━━━ Source data

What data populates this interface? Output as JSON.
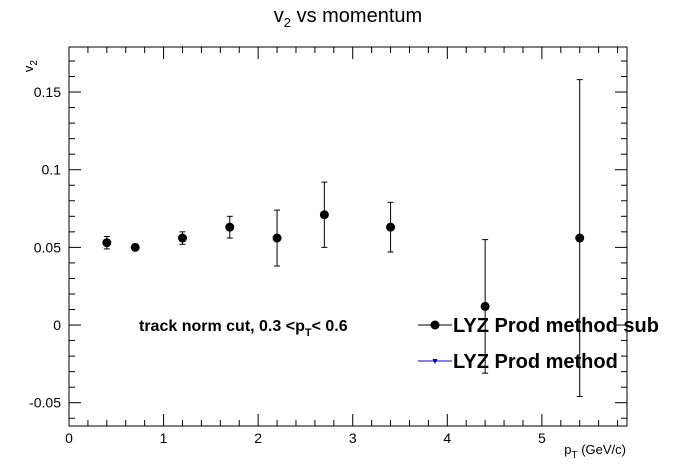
{
  "chart_data": {
    "type": "scatter",
    "title": {
      "main": "v",
      "sub": "2",
      "rest": " vs momentum"
    },
    "xlabel": {
      "main": "p",
      "sub": "T",
      "rest": " (GeV/c)"
    },
    "ylabel": {
      "main": "v",
      "sub": "2"
    },
    "xlim": [
      0,
      5.9
    ],
    "ylim": [
      -0.065,
      0.179
    ],
    "x_ticks": [
      0,
      1,
      2,
      3,
      4,
      5
    ],
    "y_ticks": [
      -0.05,
      0,
      0.05,
      0.1,
      0.15
    ],
    "x_tick_labels": [
      "0",
      "1",
      "2",
      "3",
      "4",
      "5"
    ],
    "y_tick_labels": [
      "-0.05",
      "0",
      "0.05",
      "0.1",
      "0.15"
    ],
    "grid": false,
    "legend_position": "bottom-right",
    "annotation": {
      "main": "track norm cut, 0.3 <p",
      "sub": "T",
      "rest": "< 0.6"
    },
    "series": [
      {
        "name": "LYZ Prod method sub",
        "marker": "circle",
        "color": "#000000",
        "points": [
          {
            "x": 0.4,
            "y": 0.053,
            "err": 0.004
          },
          {
            "x": 0.7,
            "y": 0.05,
            "err": 0.002
          },
          {
            "x": 1.2,
            "y": 0.056,
            "err": 0.004
          },
          {
            "x": 1.7,
            "y": 0.063,
            "err": 0.007
          },
          {
            "x": 2.2,
            "y": 0.056,
            "err": 0.018
          },
          {
            "x": 2.7,
            "y": 0.071,
            "err": 0.021
          },
          {
            "x": 3.4,
            "y": 0.063,
            "err": 0.016
          },
          {
            "x": 4.4,
            "y": 0.012,
            "err": 0.043
          },
          {
            "x": 5.4,
            "y": 0.056,
            "err": 0.102
          }
        ]
      },
      {
        "name": "LYZ Prod method",
        "marker": "triangle-down",
        "color": "#0000cc",
        "points": []
      }
    ]
  }
}
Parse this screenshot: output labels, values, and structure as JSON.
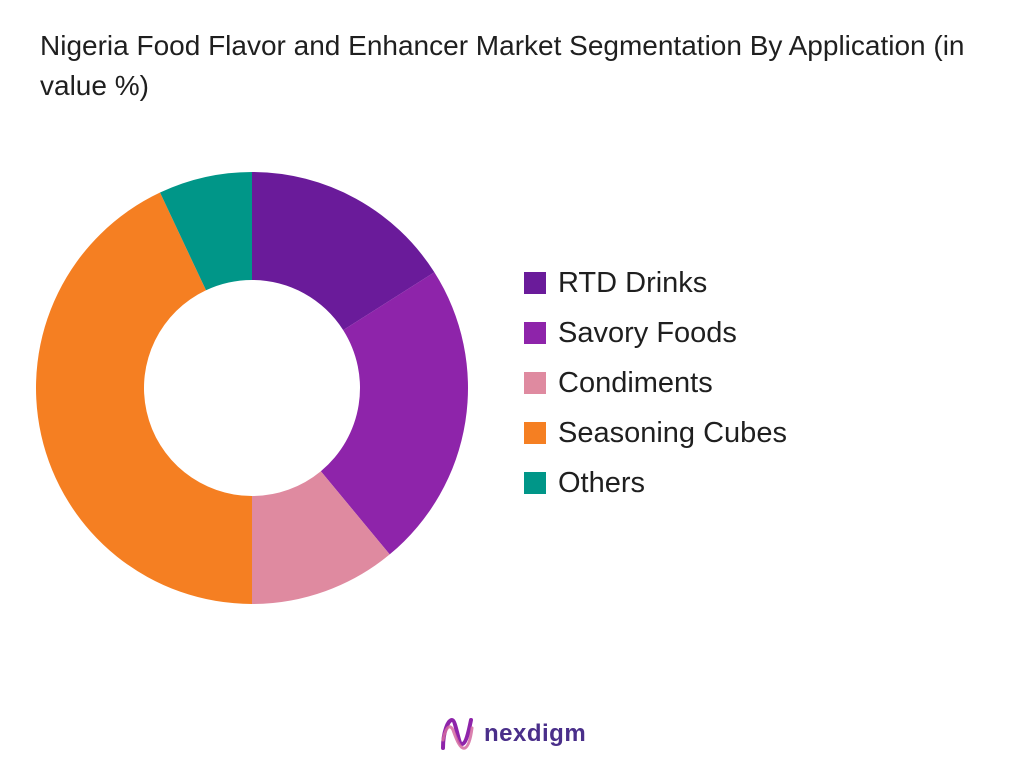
{
  "chart_data": {
    "type": "pie",
    "variant": "donut",
    "title": "Nigeria Food Flavor and Enhancer Market Segmentation By Application (in value %)",
    "categories": [
      "RTD Drinks",
      "Savory Foods",
      "Condiments",
      "Seasoning Cubes",
      "Others"
    ],
    "values": [
      16,
      23,
      11,
      43,
      7
    ],
    "unit": "%",
    "colors": [
      "#6a1b9a",
      "#8e24aa",
      "#df8aa0",
      "#f57f22",
      "#009688"
    ],
    "legend": "right"
  },
  "logo": {
    "text": "nexdigm",
    "color": "#4a2f8a"
  }
}
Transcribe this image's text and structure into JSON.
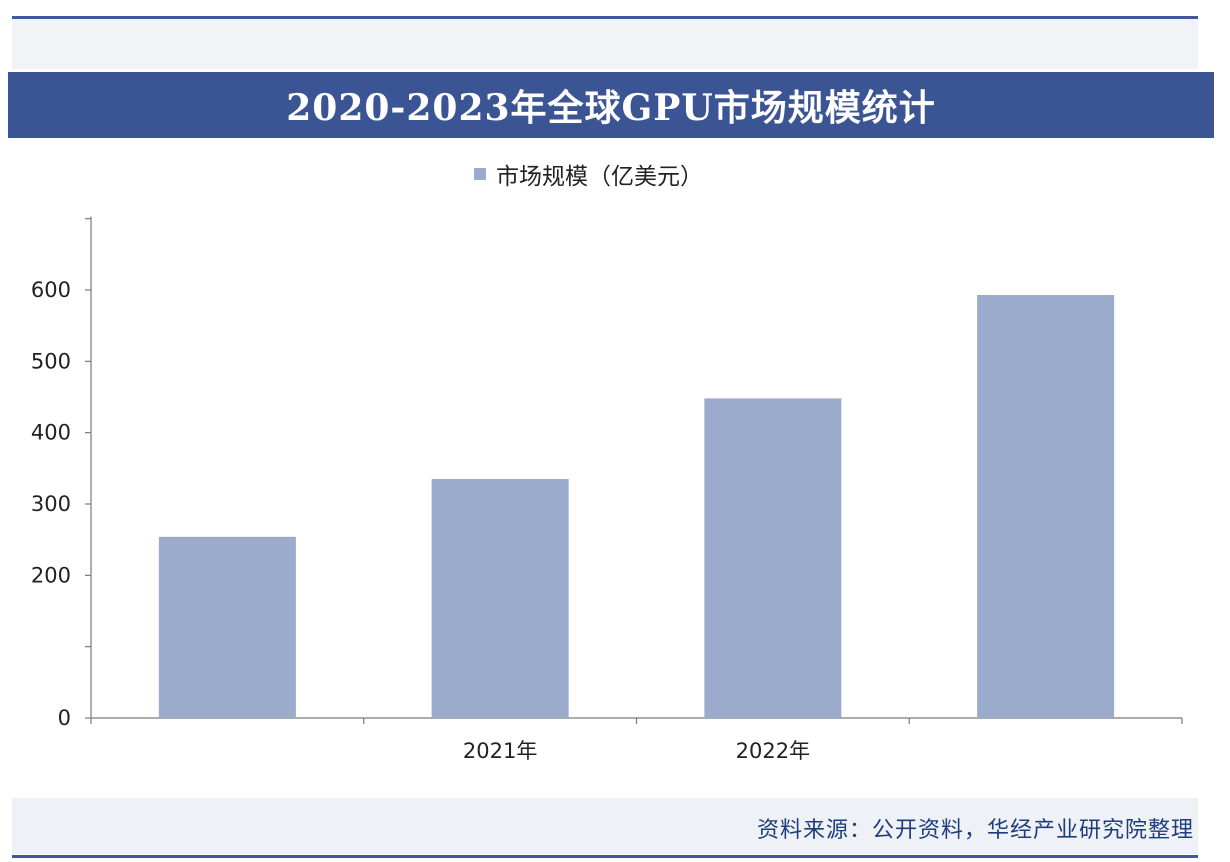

━━━━━━

• Task
Only the number is required: the count of lines containing the word "this".

• The reply
3